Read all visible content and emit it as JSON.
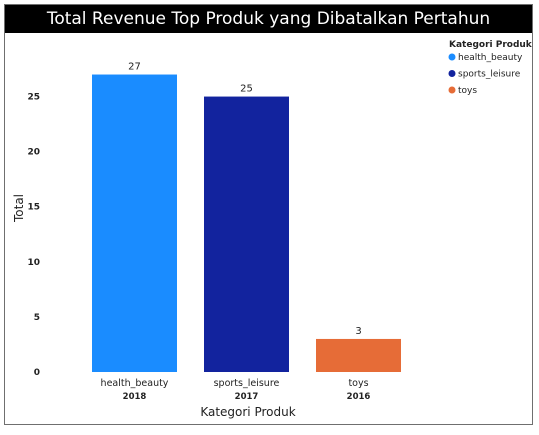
{
  "chart_data": {
    "type": "bar",
    "title": "Total Revenue Top Produk yang Dibatalkan Pertahun",
    "xlabel": "Kategori Produk",
    "ylabel": "Total",
    "categories": [
      "health_beauty",
      "sports_leisure",
      "toys"
    ],
    "years": [
      "2018",
      "2017",
      "2016"
    ],
    "values": [
      27,
      25,
      3
    ],
    "colors": [
      "#1a8cff",
      "#12239e",
      "#e66c37"
    ],
    "yticks": [
      0,
      5,
      10,
      15,
      20,
      25
    ],
    "ylim": [
      0,
      28.5
    ],
    "grid": false,
    "legend": {
      "title": "Kategori Produk",
      "placement": "top-right",
      "entries": [
        "health_beauty",
        "sports_leisure",
        "toys"
      ]
    }
  }
}
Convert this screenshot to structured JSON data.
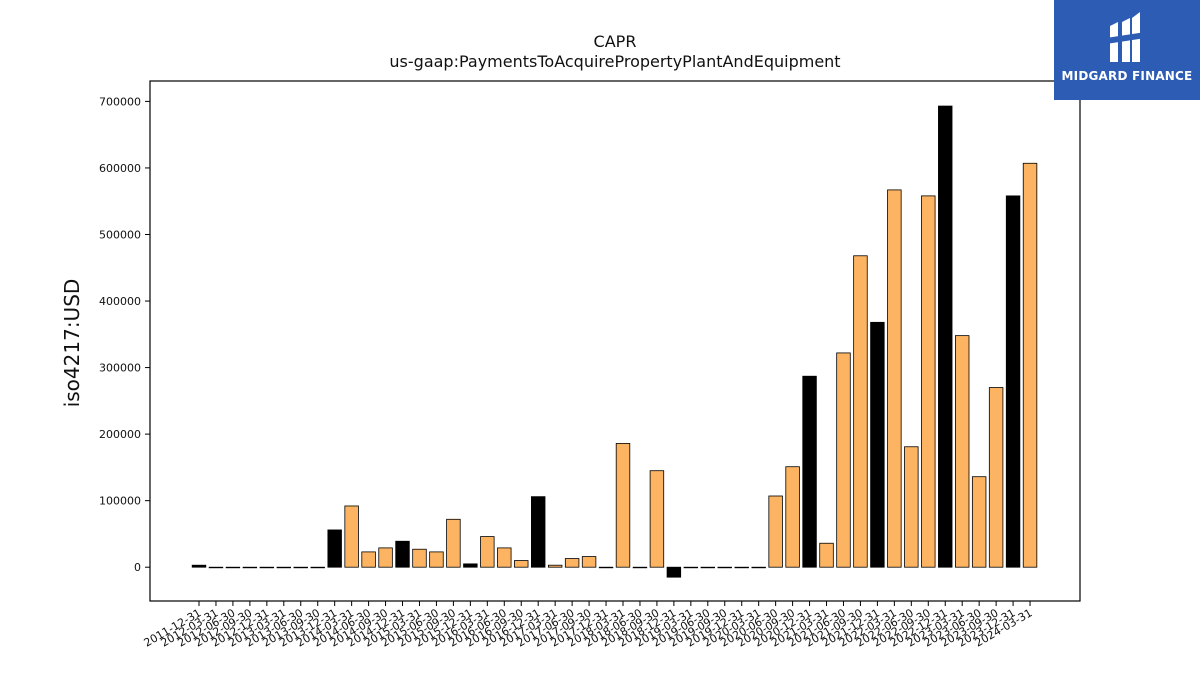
{
  "header": {
    "title": "CAPR",
    "subtitle": "us-gaap:PaymentsToAcquirePropertyPlantAndEquipment"
  },
  "logo": {
    "text": "MIDGARD FINANCE",
    "background": "#2d5cb5"
  },
  "colors": {
    "bar_default": "#fdb462",
    "bar_highlight": "#000000",
    "bar_edge": "#000000"
  },
  "chart_data": {
    "type": "bar",
    "title": "CAPR",
    "subtitle": "us-gaap:PaymentsToAcquirePropertyPlantAndEquipment",
    "xlabel": "",
    "ylabel": "iso4217:USD",
    "ylim": [
      -50000,
      730000
    ],
    "yticks": [
      0,
      100000,
      200000,
      300000,
      400000,
      500000,
      600000,
      700000
    ],
    "ytick_labels": [
      "0",
      "100000",
      "200000",
      "300000",
      "400000",
      "500000",
      "600000",
      "700000"
    ],
    "grid": false,
    "categories": [
      "2011-12-31",
      "2012-03-31",
      "2012-06-30",
      "2012-09-30",
      "2012-12-31",
      "2013-03-31",
      "2013-06-30",
      "2013-09-30",
      "2013-12-31",
      "2014-03-31",
      "2014-06-30",
      "2014-09-30",
      "2014-12-31",
      "2015-03-31",
      "2015-06-30",
      "2015-09-30",
      "2015-12-31",
      "2016-03-31",
      "2016-06-30",
      "2016-09-30",
      "2016-12-31",
      "2017-03-31",
      "2017-06-30",
      "2017-09-30",
      "2017-12-31",
      "2018-03-31",
      "2018-06-30",
      "2018-09-30",
      "2018-12-31",
      "2019-03-31",
      "2019-06-30",
      "2019-09-30",
      "2019-12-31",
      "2020-03-31",
      "2020-06-30",
      "2020-09-30",
      "2020-12-31",
      "2021-03-31",
      "2021-06-30",
      "2021-09-30",
      "2021-12-31",
      "2022-03-31",
      "2022-06-30",
      "2022-09-30",
      "2022-12-31",
      "2023-03-31",
      "2023-06-30",
      "2023-09-30",
      "2023-12-31",
      "2024-03-31"
    ],
    "values": [
      3000,
      0,
      0,
      0,
      0,
      0,
      0,
      0,
      56000,
      92000,
      23000,
      29000,
      39000,
      27000,
      23000,
      72000,
      5000,
      46000,
      29000,
      10000,
      106000,
      3000,
      13000,
      16000,
      0,
      186000,
      0,
      145000,
      -15000,
      0,
      0,
      0,
      0,
      0,
      107000,
      151000,
      287000,
      36000,
      322000,
      468000,
      368000,
      567000,
      181000,
      558000,
      693000,
      348000,
      136000,
      270000,
      558000,
      607000
    ],
    "highlight": [
      true,
      false,
      false,
      false,
      false,
      false,
      false,
      false,
      true,
      false,
      false,
      false,
      true,
      false,
      false,
      false,
      true,
      false,
      false,
      false,
      true,
      false,
      false,
      false,
      false,
      false,
      false,
      false,
      true,
      false,
      false,
      false,
      false,
      false,
      false,
      false,
      true,
      false,
      false,
      false,
      true,
      false,
      false,
      false,
      true,
      false,
      false,
      false,
      true,
      false
    ]
  }
}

§ **WRITTEN PROBLEM**
Reproduce each line word for word and drop the pictures.

§ **PROBLEM SOLUTION**
Read all visible content and emit it as JSON.
{
  "chart_data": {
    "type": "bar",
    "title": "Total Revenue Top Produk yang Dibatalkan Pertahun",
    "xlabel": "Kategori Produk",
    "ylabel": "Total",
    "categories": [
      "health_beauty",
      "sports_leisure",
      "toys"
    ],
    "years": [
      "2018",
      "2017",
      "2016"
    ],
    "values": [
      27,
      25,
      3
    ],
    "colors": [
      "#1a8cff",
      "#12239e",
      "#e66c37"
    ],
    "yticks": [
      0,
      5,
      10,
      15,
      20,
      25
    ],
    "ylim": [
      0,
      28.5
    ],
    "grid": false,
    "legend": {
      "title": "Kategori Produk",
      "placement": "top-right",
      "entries": [
        "health_beauty",
        "sports_leisure",
        "toys"
      ]
    }
  }
}
Convert this screenshot to structured JSON data.
{
  "header": {
    "title": "CAPR",
    "subtitle": "us-gaap:PaymentsToAcquirePropertyPlantAndEquipment"
  },
  "logo": {
    "text": "MIDGARD FINANCE",
    "background": "#2d5cb5"
  },
  "colors": {
    "bar_default": "#fdb462",
    "bar_highlight": "#000000",
    "bar_edge": "#000000"
  },
  "chart_data": {
    "type": "bar",
    "title": "CAPR",
    "subtitle": "us-gaap:PaymentsToAcquirePropertyPlantAndEquipment",
    "xlabel": "",
    "ylabel": "iso4217:USD",
    "ylim": [
      -50000,
      730000
    ],
    "yticks": [
      0,
      100000,
      200000,
      300000,
      400000,
      500000,
      600000,
      700000
    ],
    "ytick_labels": [
      "0",
      "100000",
      "200000",
      "300000",
      "400000",
      "500000",
      "600000",
      "700000"
    ],
    "grid": false,
    "categories": [
      "2011-12-31",
      "2012-03-31",
      "2012-06-30",
      "2012-09-30",
      "2012-12-31",
      "2013-03-31",
      "2013-06-30",
      "2013-09-30",
      "2013-12-31",
      "2014-03-31",
      "2014-06-30",
      "2014-09-30",
      "2014-12-31",
      "2015-03-31",
      "2015-06-30",
      "2015-09-30",
      "2015-12-31",
      "2016-03-31",
      "2016-06-30",
      "2016-09-30",
      "2016-12-31",
      "2017-03-31",
      "2017-06-30",
      "2017-09-30",
      "2017-12-31",
      "2018-03-31",
      "2018-06-30",
      "2018-09-30",
      "2018-12-31",
      "2019-03-31",
      "2019-06-30",
      "2019-09-30",
      "2019-12-31",
      "2020-03-31",
      "2020-06-30",
      "2020-09-30",
      "2020-12-31",
      "2021-03-31",
      "2021-06-30",
      "2021-09-30",
      "2021-12-31",
      "2022-03-31",
      "2022-06-30",
      "2022-09-30",
      "2022-12-31",
      "2023-03-31",
      "2023-06-30",
      "2023-09-30",
      "2023-12-31",
      "2024-03-31"
    ],
    "values": [
      3000,
      0,
      0,
      0,
      0,
      0,
      0,
      0,
      56000,
      92000,
      23000,
      29000,
      39000,
      27000,
      23000,
      72000,
      5000,
      46000,
      29000,
      10000,
      106000,
      3000,
      13000,
      16000,
      0,
      186000,
      0,
      145000,
      -15000,
      0,
      0,
      0,
      0,
      0,
      107000,
      151000,
      287000,
      36000,
      322000,
      468000,
      368000,
      567000,
      181000,
      558000,
      693000,
      348000,
      136000,
      270000,
      558000,
      607000
    ],
    "highlight": [
      true,
      false,
      false,
      false,
      false,
      false,
      false,
      false,
      true,
      false,
      false,
      false,
      true,
      false,
      false,
      false,
      true,
      false,
      false,
      false,
      true,
      false,
      false,
      false,
      false,
      false,
      false,
      false,
      true,
      false,
      false,
      false,
      false,
      false,
      false,
      false,
      true,
      false,
      false,
      false,
      true,
      false,
      false,
      false,
      true,
      false,
      false,
      false,
      true,
      false
    ]
  }
}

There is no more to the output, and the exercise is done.